Pull each line containing "LAGUNA" out of the data and copy it.

Stored records
BEGIN
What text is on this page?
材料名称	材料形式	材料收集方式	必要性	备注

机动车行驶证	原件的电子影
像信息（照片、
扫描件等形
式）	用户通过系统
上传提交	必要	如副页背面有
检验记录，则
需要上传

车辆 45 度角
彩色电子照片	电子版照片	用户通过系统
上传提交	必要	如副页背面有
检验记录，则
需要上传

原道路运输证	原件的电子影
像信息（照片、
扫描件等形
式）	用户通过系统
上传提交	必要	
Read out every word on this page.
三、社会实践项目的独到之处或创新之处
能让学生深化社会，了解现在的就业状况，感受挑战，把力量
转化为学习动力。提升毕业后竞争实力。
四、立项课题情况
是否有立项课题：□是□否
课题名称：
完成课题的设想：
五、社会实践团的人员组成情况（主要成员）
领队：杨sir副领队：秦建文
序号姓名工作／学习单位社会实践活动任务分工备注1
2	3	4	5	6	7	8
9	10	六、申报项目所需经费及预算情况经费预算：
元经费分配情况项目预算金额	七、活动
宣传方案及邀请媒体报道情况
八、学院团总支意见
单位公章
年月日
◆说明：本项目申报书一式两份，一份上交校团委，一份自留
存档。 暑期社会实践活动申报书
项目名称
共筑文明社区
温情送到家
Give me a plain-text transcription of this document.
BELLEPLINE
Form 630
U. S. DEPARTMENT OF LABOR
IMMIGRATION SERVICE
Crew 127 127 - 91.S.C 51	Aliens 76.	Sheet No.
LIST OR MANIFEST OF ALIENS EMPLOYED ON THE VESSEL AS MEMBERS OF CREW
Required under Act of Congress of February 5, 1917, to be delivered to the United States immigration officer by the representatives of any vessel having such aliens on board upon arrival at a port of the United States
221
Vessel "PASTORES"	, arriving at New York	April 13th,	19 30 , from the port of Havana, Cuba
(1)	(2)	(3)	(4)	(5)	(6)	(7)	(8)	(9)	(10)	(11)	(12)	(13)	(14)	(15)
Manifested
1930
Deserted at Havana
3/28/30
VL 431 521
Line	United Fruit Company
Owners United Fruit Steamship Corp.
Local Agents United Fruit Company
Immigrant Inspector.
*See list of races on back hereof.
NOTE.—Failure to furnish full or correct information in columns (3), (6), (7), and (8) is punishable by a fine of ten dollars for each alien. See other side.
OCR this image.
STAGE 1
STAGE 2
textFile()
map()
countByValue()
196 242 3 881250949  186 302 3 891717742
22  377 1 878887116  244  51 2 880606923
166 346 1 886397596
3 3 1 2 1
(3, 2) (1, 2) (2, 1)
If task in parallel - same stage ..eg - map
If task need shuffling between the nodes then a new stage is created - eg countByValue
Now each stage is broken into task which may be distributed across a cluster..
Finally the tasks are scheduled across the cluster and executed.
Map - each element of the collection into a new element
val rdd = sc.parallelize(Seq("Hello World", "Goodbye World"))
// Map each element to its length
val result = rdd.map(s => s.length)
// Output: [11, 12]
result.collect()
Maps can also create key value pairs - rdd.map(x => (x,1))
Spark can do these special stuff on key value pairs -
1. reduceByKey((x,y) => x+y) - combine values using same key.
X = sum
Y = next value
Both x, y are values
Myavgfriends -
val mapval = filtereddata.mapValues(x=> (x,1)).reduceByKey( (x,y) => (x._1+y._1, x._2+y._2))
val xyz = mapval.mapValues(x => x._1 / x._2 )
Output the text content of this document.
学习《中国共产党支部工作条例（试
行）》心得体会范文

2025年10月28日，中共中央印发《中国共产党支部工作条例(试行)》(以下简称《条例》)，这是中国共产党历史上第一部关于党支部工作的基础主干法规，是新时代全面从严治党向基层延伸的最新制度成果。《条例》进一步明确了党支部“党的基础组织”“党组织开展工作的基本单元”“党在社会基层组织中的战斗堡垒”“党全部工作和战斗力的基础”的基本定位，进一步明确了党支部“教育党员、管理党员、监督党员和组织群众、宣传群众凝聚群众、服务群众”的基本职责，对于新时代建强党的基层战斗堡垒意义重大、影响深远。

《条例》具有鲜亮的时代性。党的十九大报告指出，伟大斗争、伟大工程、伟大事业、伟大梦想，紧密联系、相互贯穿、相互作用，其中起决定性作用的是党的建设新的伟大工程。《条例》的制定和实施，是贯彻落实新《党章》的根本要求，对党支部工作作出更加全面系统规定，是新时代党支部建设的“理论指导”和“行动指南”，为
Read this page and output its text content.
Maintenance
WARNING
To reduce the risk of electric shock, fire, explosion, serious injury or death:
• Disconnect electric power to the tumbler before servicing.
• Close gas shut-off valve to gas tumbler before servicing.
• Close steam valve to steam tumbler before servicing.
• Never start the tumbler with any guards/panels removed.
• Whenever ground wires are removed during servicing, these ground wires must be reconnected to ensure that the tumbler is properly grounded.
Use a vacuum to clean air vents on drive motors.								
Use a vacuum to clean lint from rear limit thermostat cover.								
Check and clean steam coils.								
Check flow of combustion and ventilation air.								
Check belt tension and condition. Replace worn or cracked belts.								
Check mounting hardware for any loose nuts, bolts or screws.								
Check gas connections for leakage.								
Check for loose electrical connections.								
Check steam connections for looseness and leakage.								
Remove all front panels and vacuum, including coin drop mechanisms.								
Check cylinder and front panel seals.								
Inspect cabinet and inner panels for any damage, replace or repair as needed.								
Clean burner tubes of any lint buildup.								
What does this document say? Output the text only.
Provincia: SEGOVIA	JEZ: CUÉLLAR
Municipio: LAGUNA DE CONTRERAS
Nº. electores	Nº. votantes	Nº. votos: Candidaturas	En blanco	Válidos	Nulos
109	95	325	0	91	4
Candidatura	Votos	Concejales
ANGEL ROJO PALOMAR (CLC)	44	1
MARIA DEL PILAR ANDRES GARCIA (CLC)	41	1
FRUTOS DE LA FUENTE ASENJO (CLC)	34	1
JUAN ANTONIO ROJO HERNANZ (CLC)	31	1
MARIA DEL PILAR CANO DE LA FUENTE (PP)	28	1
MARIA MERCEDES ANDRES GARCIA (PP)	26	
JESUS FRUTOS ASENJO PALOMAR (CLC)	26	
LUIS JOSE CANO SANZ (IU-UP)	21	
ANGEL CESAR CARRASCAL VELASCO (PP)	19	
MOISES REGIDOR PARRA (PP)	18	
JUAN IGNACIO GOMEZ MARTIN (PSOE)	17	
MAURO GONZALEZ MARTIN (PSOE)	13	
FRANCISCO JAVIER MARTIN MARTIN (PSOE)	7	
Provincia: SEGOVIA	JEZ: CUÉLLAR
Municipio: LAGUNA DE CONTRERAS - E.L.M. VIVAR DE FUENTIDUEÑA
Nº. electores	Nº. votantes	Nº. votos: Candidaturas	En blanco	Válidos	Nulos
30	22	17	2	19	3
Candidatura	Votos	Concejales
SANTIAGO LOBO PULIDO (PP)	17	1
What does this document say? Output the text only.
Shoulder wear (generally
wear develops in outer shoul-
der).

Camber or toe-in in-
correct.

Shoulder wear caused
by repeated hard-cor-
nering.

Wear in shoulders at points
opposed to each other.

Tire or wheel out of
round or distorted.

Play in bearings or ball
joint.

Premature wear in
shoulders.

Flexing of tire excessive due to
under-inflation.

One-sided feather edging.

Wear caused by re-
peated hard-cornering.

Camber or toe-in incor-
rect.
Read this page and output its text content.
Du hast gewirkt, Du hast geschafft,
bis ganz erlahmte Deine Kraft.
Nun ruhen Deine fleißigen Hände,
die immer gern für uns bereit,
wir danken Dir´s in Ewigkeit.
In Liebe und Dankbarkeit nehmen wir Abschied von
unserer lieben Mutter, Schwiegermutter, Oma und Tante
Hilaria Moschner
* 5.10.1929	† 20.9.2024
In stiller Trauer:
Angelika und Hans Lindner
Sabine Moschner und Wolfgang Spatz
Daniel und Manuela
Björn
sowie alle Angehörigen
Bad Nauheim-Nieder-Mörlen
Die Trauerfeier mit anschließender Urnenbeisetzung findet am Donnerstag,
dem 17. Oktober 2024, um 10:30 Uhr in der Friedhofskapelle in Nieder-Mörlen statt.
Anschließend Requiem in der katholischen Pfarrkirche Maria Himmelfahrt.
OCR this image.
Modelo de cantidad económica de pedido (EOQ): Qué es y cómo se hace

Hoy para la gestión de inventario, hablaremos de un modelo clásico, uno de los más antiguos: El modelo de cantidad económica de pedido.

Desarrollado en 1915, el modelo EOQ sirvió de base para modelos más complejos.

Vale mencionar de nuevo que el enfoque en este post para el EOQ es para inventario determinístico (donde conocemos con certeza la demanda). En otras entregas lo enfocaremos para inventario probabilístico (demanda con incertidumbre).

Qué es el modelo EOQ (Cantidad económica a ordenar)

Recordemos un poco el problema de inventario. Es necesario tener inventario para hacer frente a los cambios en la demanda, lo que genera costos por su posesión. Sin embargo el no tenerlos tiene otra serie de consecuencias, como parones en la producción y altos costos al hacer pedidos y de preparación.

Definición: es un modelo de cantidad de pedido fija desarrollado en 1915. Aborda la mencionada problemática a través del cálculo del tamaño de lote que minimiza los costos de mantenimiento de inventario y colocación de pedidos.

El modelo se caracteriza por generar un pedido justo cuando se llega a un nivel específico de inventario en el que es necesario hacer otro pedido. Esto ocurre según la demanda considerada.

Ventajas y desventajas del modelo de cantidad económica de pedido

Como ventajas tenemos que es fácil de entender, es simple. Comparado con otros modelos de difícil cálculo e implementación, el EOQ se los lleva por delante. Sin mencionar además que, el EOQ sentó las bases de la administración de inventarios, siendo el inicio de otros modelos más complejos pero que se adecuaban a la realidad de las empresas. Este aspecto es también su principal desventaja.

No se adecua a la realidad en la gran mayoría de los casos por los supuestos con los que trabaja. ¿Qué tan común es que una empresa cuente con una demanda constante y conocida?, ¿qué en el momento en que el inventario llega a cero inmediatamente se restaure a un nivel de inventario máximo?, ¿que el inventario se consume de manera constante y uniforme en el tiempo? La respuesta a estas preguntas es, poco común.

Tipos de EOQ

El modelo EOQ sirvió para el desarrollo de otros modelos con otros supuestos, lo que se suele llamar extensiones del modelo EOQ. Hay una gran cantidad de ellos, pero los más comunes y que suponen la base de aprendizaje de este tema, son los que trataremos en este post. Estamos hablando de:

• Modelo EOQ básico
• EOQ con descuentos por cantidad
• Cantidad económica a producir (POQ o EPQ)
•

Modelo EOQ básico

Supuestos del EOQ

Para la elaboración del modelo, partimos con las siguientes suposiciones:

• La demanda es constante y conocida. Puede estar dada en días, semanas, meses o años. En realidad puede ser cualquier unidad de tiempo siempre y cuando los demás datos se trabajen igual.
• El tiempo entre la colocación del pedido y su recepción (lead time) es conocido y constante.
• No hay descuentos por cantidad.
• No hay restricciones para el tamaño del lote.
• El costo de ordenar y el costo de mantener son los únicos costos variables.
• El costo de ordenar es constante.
END
# COMPLETE OUTPUT
Municipio: LAGUNA DE CONTRERAS
Municipio: LAGUNA DE CONTRERAS - E.L.M. VIVAR DE FUENTIDUEÑA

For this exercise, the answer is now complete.